Input for this task:

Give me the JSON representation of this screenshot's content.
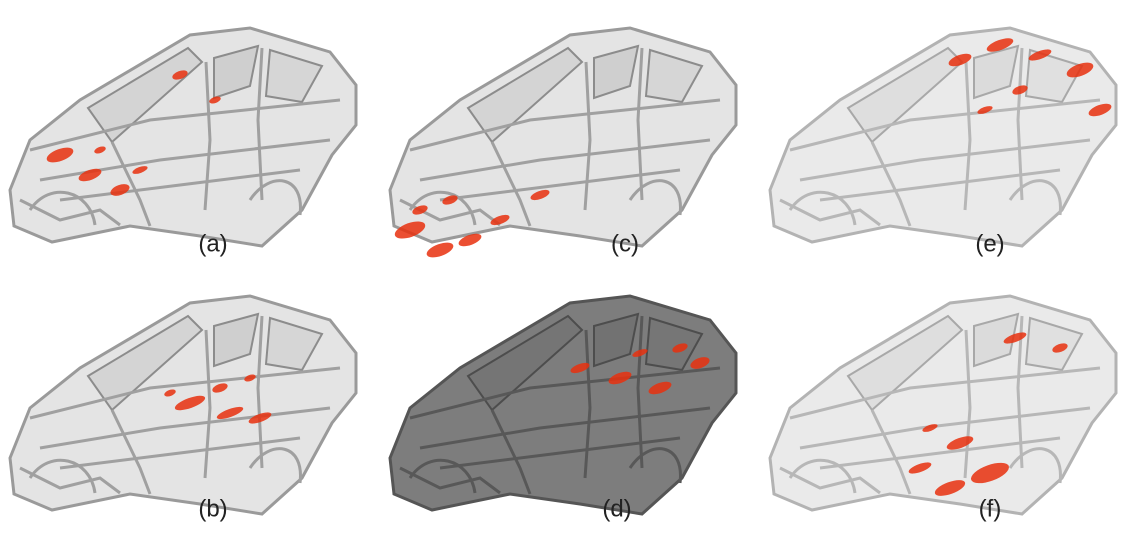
{
  "panels": [
    {
      "label": "(a)"
    },
    {
      "label": "(b)"
    },
    {
      "label": "(c)"
    },
    {
      "label": "(d)"
    },
    {
      "label": "(e)"
    },
    {
      "label": "(f)"
    }
  ]
}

Given request: Reproduce the entries exactly. Do not carry over any picture.

Complete output:
Give me the JSON representation of this screenshot's content.
{
  "panels": [
    {
      "label": "(a)"
    },
    {
      "label": "(b)"
    },
    {
      "label": "(c)"
    },
    {
      "label": "(d)"
    },
    {
      "label": "(e)"
    },
    {
      "label": "(f)"
    }
  ]
}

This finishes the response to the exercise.